## STORED RECORDS

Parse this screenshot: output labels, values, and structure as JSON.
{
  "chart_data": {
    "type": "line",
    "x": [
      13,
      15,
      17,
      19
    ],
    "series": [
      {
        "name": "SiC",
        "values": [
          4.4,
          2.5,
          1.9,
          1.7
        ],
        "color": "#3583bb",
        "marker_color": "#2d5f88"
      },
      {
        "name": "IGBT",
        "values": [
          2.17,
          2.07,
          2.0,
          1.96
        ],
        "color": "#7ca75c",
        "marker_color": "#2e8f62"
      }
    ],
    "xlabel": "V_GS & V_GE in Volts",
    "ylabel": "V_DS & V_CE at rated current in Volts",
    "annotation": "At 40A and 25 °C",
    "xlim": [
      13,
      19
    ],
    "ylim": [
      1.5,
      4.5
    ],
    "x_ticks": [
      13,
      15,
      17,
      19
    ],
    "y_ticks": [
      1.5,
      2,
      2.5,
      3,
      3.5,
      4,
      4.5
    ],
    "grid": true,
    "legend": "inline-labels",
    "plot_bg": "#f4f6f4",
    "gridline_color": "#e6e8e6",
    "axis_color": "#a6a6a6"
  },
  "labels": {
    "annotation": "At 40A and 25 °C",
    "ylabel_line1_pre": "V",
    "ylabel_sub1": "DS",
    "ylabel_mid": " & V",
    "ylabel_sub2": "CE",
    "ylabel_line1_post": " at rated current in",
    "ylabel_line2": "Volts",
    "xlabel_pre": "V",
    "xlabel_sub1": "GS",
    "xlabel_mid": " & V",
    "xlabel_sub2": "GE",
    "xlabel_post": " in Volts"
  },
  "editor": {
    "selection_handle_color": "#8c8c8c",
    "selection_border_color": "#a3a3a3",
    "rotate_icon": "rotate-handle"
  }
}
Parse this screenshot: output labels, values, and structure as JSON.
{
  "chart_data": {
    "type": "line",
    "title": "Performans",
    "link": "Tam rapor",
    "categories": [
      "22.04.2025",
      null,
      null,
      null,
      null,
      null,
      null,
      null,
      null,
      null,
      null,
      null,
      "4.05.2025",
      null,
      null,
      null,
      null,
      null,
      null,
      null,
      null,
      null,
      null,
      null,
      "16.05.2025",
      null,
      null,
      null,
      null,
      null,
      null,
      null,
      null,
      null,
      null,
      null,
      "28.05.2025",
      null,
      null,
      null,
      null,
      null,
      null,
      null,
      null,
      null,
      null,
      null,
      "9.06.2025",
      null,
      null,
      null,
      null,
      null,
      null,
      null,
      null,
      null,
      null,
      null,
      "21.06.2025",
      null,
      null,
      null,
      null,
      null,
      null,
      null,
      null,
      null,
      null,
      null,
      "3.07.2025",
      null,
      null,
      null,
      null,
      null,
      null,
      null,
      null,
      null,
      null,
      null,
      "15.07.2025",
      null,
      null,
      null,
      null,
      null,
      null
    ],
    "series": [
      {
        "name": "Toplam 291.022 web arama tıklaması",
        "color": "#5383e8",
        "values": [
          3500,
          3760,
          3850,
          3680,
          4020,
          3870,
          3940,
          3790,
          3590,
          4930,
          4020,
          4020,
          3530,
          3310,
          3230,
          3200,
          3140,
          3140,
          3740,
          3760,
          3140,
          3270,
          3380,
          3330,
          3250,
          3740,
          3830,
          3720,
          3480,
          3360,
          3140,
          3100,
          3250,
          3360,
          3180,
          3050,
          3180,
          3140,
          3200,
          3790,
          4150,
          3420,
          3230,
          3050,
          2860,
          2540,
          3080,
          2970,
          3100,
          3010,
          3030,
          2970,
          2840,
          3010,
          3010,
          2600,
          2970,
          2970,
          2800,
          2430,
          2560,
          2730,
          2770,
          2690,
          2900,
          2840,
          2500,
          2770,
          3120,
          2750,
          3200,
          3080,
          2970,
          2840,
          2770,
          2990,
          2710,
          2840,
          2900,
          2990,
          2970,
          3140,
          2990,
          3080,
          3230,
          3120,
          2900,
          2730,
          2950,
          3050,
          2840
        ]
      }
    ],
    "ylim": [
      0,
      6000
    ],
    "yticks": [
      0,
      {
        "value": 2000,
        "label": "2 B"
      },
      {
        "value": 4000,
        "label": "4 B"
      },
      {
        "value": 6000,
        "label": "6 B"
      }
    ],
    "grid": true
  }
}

## YOUR INSTRUCTIONS
Every entry must be retyped in full, exactly as given.

## WRITTEN ANSWER
Parse this screenshot: output labels, values, and structure as JSON.
{
  "chart_data": {
    "type": "line",
    "x": [
      13,
      15,
      17,
      19
    ],
    "series": [
      {
        "name": "SiC",
        "values": [
          4.4,
          2.5,
          1.9,
          1.7
        ],
        "color": "#3583bb",
        "marker_color": "#2d5f88"
      },
      {
        "name": "IGBT",
        "values": [
          2.17,
          2.07,
          2.0,
          1.96
        ],
        "color": "#7ca75c",
        "marker_color": "#2e8f62"
      }
    ],
    "xlabel": "V_GS & V_GE in Volts",
    "ylabel": "V_DS & V_CE at rated current in Volts",
    "annotation": "At 40A and 25 °C",
    "xlim": [
      13,
      19
    ],
    "ylim": [
      1.5,
      4.5
    ],
    "x_ticks": [
      13,
      15,
      17,
      19
    ],
    "y_ticks": [
      1.5,
      2,
      2.5,
      3,
      3.5,
      4,
      4.5
    ],
    "grid": true,
    "legend": "inline-labels",
    "plot_bg": "#f4f6f4",
    "gridline_color": "#e6e8e6",
    "axis_color": "#a6a6a6"
  },
  "labels": {
    "annotation": "At 40A and 25 °C",
    "ylabel_line1_pre": "V",
    "ylabel_sub1": "DS",
    "ylabel_mid": " & V",
    "ylabel_sub2": "CE",
    "ylabel_line1_post": " at rated current in",
    "ylabel_line2": "Volts",
    "xlabel_pre": "V",
    "xlabel_sub1": "GS",
    "xlabel_mid": " & V",
    "xlabel_sub2": "GE",
    "xlabel_post": " in Volts"
  },
  "editor": {
    "selection_handle_color": "#8c8c8c",
    "selection_border_color": "#a3a3a3",
    "rotate_icon": "rotate-handle"
  }
}
Parse this screenshot: output labels, values, and structure as JSON.
{
  "chart_data": {
    "type": "line",
    "title": "Performans",
    "link": "Tam rapor",
    "categories": [
      "22.04.2025",
      null,
      null,
      null,
      null,
      null,
      null,
      null,
      null,
      null,
      null,
      null,
      "4.05.2025",
      null,
      null,
      null,
      null,
      null,
      null,
      null,
      null,
      null,
      null,
      null,
      "16.05.2025",
      null,
      null,
      null,
      null,
      null,
      null,
      null,
      null,
      null,
      null,
      null,
      "28.05.2025",
      null,
      null,
      null,
      null,
      null,
      null,
      null,
      null,
      null,
      null,
      null,
      "9.06.2025",
      null,
      null,
      null,
      null,
      null,
      null,
      null,
      null,
      null,
      null,
      null,
      "21.06.2025",
      null,
      null,
      null,
      null,
      null,
      null,
      null,
      null,
      null,
      null,
      null,
      "3.07.2025",
      null,
      null,
      null,
      null,
      null,
      null,
      null,
      null,
      null,
      null,
      null,
      "15.07.2025",
      null,
      null,
      null,
      null,
      null,
      null
    ],
    "series": [
      {
        "name": "Toplam 291.022 web arama tıklaması",
        "color": "#5383e8",
        "values": [
          3500,
          3760,
          3850,
          3680,
          4020,
          3870,
          3940,
          3790,
          3590,
          4930,
          4020,
          4020,
          3530,
          3310,
          3230,
          3200,
          3140,
          3140,
          3740,
          3760,
          3140,
          3270,
          3380,
          3330,
          3250,
          3740,
          3830,
          3720,
          3480,
          3360,
          3140,
          3100,
          3250,
          3360,
          3180,
          3050,
          3180,
          3140,
          3200,
          3790,
          4150,
          3420,
          3230,
          3050,
          2860,
          2540,
          3080,
          2970,
          3100,
          3010,
          3030,
          2970,
          2840,
          3010,
          3010,
          2600,
          2970,
          2970,
          2800,
          2430,
          2560,
          2730,
          2770,
          2690,
          2900,
          2840,
          2500,
          2770,
          3120,
          2750,
          3200,
          3080,
          2970,
          2840,
          2770,
          2990,
          2710,
          2840,
          2900,
          2990,
          2970,
          3140,
          2990,
          3080,
          3230,
          3120,
          2900,
          2730,
          2950,
          3050,
          2840
        ]
      }
    ],
    "ylim": [
      0,
      6000
    ],
    "yticks": [
      0,
      {
        "value": 2000,
        "label": "2 B"
      },
      {
        "value": 4000,
        "label": "4 B"
      },
      {
        "value": 6000,
        "label": "6 B"
      }
    ],
    "grid": true
  }
}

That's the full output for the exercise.